AIM OF THE EXERCISE: Repeat every record exactly, but keep images out of the copy.

[Dataset excerpt]
::::::
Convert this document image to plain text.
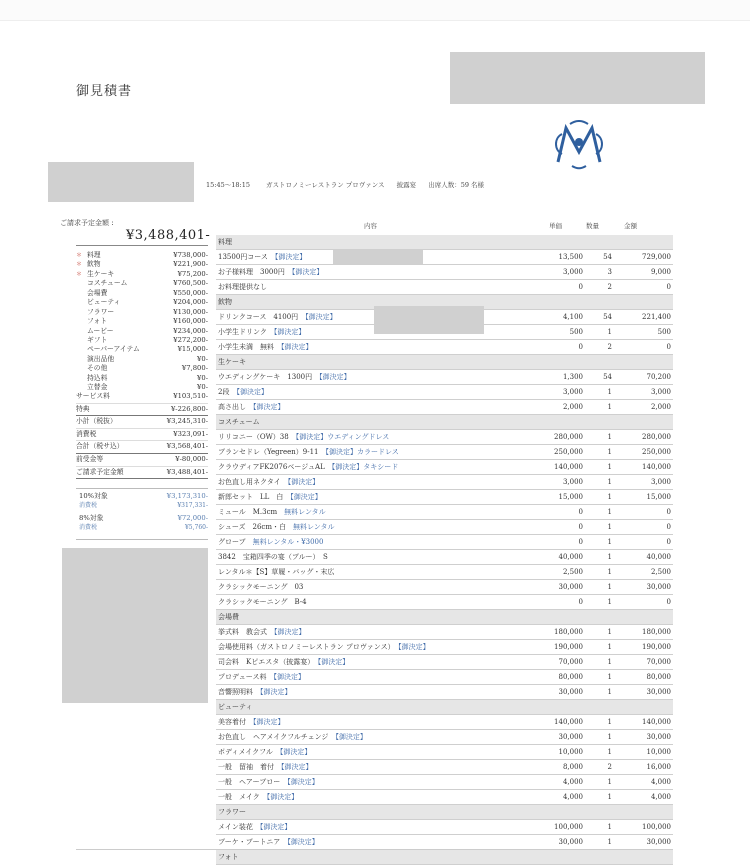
御見積書
15:45〜18:15 ガストロノミーレストラン プロヴァンス 披露宴 出席人数：59 名様
ご請求予定金額 :
¥3,488,401-
＊ 料理	¥738,000-
＊ 飲物	¥221,900-
＊ 生ケーキ	¥75,200-
コスチューム	¥760,500-
会場費	¥550,000-
ビューティ	¥204,000-
フラワー	¥130,000-
フォト	¥160,000-
ムービー	¥234,000-
ギフト	¥272,200-
ペーパーアイテム	¥15,000-
演出品他	¥0-
その他	¥7,800-
持込料	¥0-
立替金	¥0-
サービス料	¥103,510-
特典	¥-226,800-
小計（税抜）	¥3,245,310-
消費税	¥323,091-
合計（税サ込）	¥3,568,401-
前受金等	¥-80,000-
ご請求予定金額	¥3,488,401-
10%対象	¥3,173,310-
消費税	¥317,331-
8%対象	¥72,000-
消費税	¥5,760-
内容	単価	数量	金額
料理
13500円コース　 【御決定】	13,500	54	729,000
お子様料理　3000円　 【御決定】	3,000	3	9,000
お料理提供なし	0	2	0
飲物
ドリンクコース　4100円　 【御決定】	4,100	54	221,400
小学生ドリンク　 【御決定】	500	1	500
小学生未満　無料　 【御決定】	0	2	0
生ケーキ
ウエディングケーキ　1300円　 【御決定】	1,300	54	70,200
2段　 【御決定】	3,000	1	3,000
高さ出し　 【御決定】	2,000	1	2,000
コスチューム
リリコニー（OW）38　 【御決定】ウエディングドレス	280,000	1	280,000
ブランセドレ（Yegreen）9-11　 【御決定】カラードレス	250,000	1	250,000
クラウディアFK2076ベージュAL　 【御決定】タキシード	140,000	1	140,000
お色直し用ネクタイ　 【御決定】	3,000	1	3,000
新郎セット　LL　白　 【御決定】	15,000	1	15,000
ミュール　M.3cm　 無料レンタル	0	1	0
シューズ　26cm・白　 無料レンタル	0	1	0
グローブ　 無料レンタル・¥3000	0	1	0
3842　宝箱四季の宴（ブルー）　S	40,000	1	40,000
レンタル＊【S】草履・バッグ・末広	2,500	1	2,500
クラシックモーニング　03	30,000	1	30,000
クラシックモーニング　B-4	0	1	0
会場費
挙式料　教会式　 【御決定】	180,000	1	180,000
会場使用料（ガストロノミーレストラン プロヴァンス）　 【御決定】	190,000	1	190,000
司会料　Kピエスタ（披露宴）　 【御決定】	70,000	1	70,000
プロデュース料　 【御決定】	80,000	1	80,000
音響照明料　 【御決定】	30,000	1	30,000
ビューティ
美容着付　 【御決定】	140,000	1	140,000
お色直し　ヘアメイクフルチェンジ　 【御決定】	30,000	1	30,000
ボディメイクフル　 【御決定】	10,000	1	10,000
一般　留袖　着付　 【御決定】	8,000	2	16,000
一般　ヘアーブロー　 【御決定】	4,000	1	4,000
一般　メイク　 【御決定】	4,000	1	4,000
フラワー
メイン装花　 【御決定】	100,000	1	100,000
ブーケ・ブートニア　 【御決定】	30,000	1	30,000
フォト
::::::
SOLUTION TO THE EXERCISE:
Convert this document image to plain text.
御見積書
15:45〜18:15 ガストロノミーレストラン プロヴァンス 披露宴 出席人数：59 名様
ご請求予定金額 :
¥3,488,401-
＊ 料理	¥738,000-
＊ 飲物	¥221,900-
＊ 生ケーキ	¥75,200-
コスチューム	¥760,500-
会場費	¥550,000-
ビューティ	¥204,000-
フラワー	¥130,000-
フォト	¥160,000-
ムービー	¥234,000-
ギフト	¥272,200-
ペーパーアイテム	¥15,000-
演出品他	¥0-
その他	¥7,800-
持込料	¥0-
立替金	¥0-
サービス料	¥103,510-
特典	¥-226,800-
小計（税抜）	¥3,245,310-
消費税	¥323,091-
合計（税サ込）	¥3,568,401-
前受金等	¥-80,000-
ご請求予定金額	¥3,488,401-
10%対象	¥3,173,310-
消費税	¥317,331-
8%対象	¥72,000-
消費税	¥5,760-
内容	単価	数量	金額
料理
13500円コース　 【御決定】	13,500	54	729,000
お子様料理　3000円　 【御決定】	3,000	3	9,000
お料理提供なし	0	2	0
飲物
ドリンクコース　4100円　 【御決定】	4,100	54	221,400
小学生ドリンク　 【御決定】	500	1	500
小学生未満　無料　 【御決定】	0	2	0
生ケーキ
ウエディングケーキ　1300円　 【御決定】	1,300	54	70,200
2段　 【御決定】	3,000	1	3,000
高さ出し　 【御決定】	2,000	1	2,000
コスチューム
リリコニー（OW）38　 【御決定】ウエディングドレス	280,000	1	280,000
ブランセドレ（Yegreen）9-11　 【御決定】カラードレス	250,000	1	250,000
クラウディアFK2076ベージュAL　 【御決定】タキシード	140,000	1	140,000
お色直し用ネクタイ　 【御決定】	3,000	1	3,000
新郎セット　LL　白　 【御決定】	15,000	1	15,000
ミュール　M.3cm　 無料レンタル	0	1	0
シューズ　26cm・白　 無料レンタル	0	1	0
グローブ　 無料レンタル・¥3000	0	1	0
3842　宝箱四季の宴（ブルー）　S	40,000	1	40,000
レンタル＊【S】草履・バッグ・末広	2,500	1	2,500
クラシックモーニング　03	30,000	1	30,000
クラシックモーニング　B-4	0	1	0
会場費
挙式料　教会式　 【御決定】	180,000	1	180,000
会場使用料（ガストロノミーレストラン プロヴァンス）　 【御決定】	190,000	1	190,000
司会料　Kピエスタ（披露宴）　 【御決定】	70,000	1	70,000
プロデュース料　 【御決定】	80,000	1	80,000
音響照明料　 【御決定】	30,000	1	30,000
ビューティ
美容着付　 【御決定】	140,000	1	140,000
お色直し　ヘアメイクフルチェンジ　 【御決定】	30,000	1	30,000
ボディメイクフル　 【御決定】	10,000	1	10,000
一般　留袖　着付　 【御決定】	8,000	2	16,000
一般　ヘアーブロー　 【御決定】	4,000	1	4,000
一般　メイク　 【御決定】	4,000	1	4,000
フラワー
メイン装花　 【御決定】	100,000	1	100,000
ブーケ・ブートニア　 【御決定】	30,000	1	30,000
フォト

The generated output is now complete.